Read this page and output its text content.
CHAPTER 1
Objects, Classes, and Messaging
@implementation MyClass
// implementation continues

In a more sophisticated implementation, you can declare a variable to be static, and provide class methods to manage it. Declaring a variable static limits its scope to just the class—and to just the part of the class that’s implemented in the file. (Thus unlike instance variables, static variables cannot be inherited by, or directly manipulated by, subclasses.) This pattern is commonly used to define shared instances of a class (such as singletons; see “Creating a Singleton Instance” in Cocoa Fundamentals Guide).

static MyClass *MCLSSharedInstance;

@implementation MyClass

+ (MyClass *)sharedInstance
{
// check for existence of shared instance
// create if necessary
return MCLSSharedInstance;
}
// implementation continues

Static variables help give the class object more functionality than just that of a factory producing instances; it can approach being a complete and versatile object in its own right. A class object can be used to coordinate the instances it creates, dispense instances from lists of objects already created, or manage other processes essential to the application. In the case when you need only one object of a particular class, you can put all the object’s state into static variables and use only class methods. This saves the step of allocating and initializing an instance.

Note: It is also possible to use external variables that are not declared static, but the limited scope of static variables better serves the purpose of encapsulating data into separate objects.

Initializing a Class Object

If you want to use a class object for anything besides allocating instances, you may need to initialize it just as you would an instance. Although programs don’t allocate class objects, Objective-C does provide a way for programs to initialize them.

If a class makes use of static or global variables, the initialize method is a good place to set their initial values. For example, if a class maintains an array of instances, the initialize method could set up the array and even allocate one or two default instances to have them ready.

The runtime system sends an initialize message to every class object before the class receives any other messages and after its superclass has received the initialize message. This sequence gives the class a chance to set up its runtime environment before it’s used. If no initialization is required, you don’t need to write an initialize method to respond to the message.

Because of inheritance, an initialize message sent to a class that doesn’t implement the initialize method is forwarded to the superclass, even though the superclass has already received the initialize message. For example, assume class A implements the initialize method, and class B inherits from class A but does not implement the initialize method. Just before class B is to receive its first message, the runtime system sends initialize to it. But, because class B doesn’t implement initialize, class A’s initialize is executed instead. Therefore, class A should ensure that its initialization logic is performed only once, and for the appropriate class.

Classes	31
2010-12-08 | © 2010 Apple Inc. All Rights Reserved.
* * * *
** Task requirements **
Filter for "MyClass". Return all lines that hold it.

** Response to this task **
@implementation MyClass
static MyClass *MCLSSharedInstance;
@implementation MyClass
+ (MyClass *)sharedInstance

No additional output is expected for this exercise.